# [Recorded data]
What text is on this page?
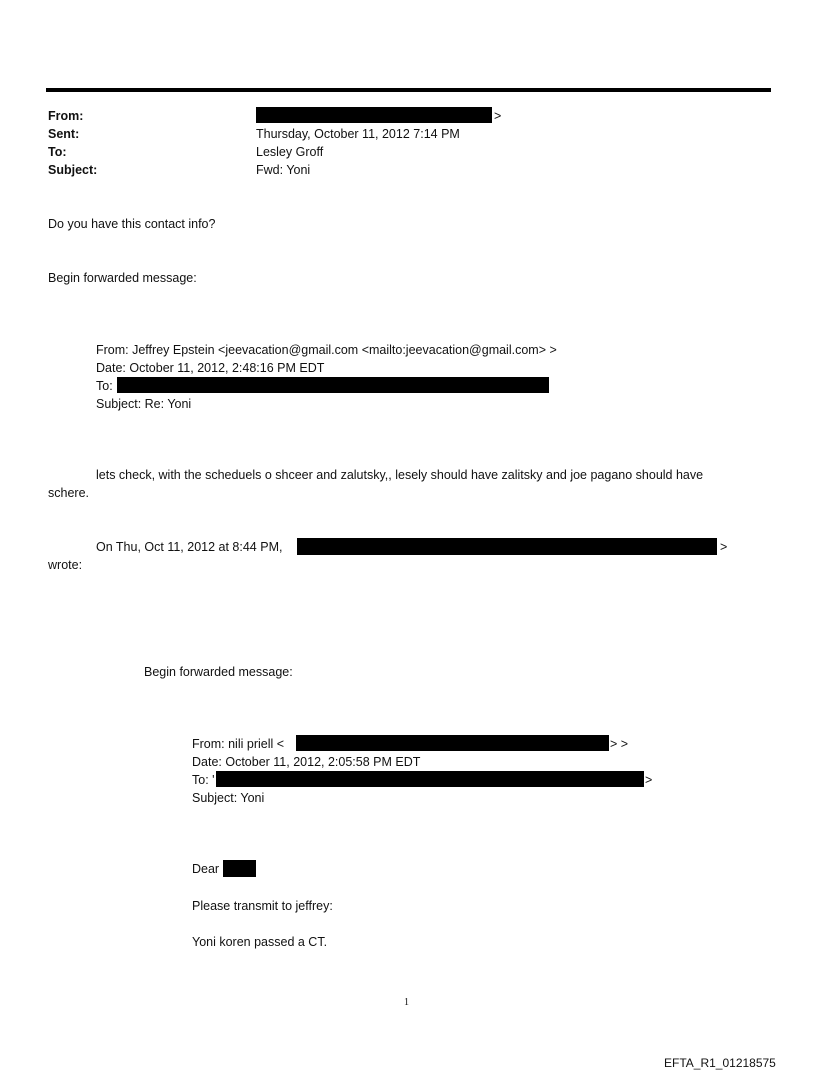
From:	>
Sent:	Thursday, October 11, 2012 7:14 PM
To:	Lesley Groff
Subject:	Fwd: Yoni
Do you have this contact info?
Begin forwarded message:
From: Jeffrey Epstein <jeevacation@gmail.com <mailto:jeevacation@gmail.com> >
Date: October 11, 2012, 2:48:16 PM EDT
To:
Subject: Re: Yoni
lets check, with the scheduels o shceer and zalutsky,, lesely should have zalitsky and joe pagano should have
schere.
On Thu, Oct 11, 2012 at 8:44 PM,	>
wrote:
Begin forwarded message:
From: nili priell <	> >
Date: October 11, 2012, 2:05:58 PM EDT
To: '	>
Subject: Yoni
Dear
Please transmit to jeffrey:
Yoni koren passed a CT.
1
EFTA_R1_01218575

# [WHAT IS ASKED]
Except for the pictures, give all the material above again verbatim.

# [RESPONSE TO THIS TASK]
What text is on this page?
From:	>
Sent:	Thursday, October 11, 2012 7:14 PM
To:	Lesley Groff
Subject:	Fwd: Yoni
Do you have this contact info?
Begin forwarded message:
From: Jeffrey Epstein <jeevacation@gmail.com <mailto:jeevacation@gmail.com> >
Date: October 11, 2012, 2:48:16 PM EDT
To:
Subject: Re: Yoni
lets check, with the scheduels o shceer and zalutsky,, lesely should have zalitsky and joe pagano should have
schere.
On Thu, Oct 11, 2012 at 8:44 PM,	>
wrote:
Begin forwarded message:
From: nili priell <	> >
Date: October 11, 2012, 2:05:58 PM EDT
To: '	>
Subject: Yoni
Dear
Please transmit to jeffrey:
Yoni koren passed a CT.
1
EFTA_R1_01218575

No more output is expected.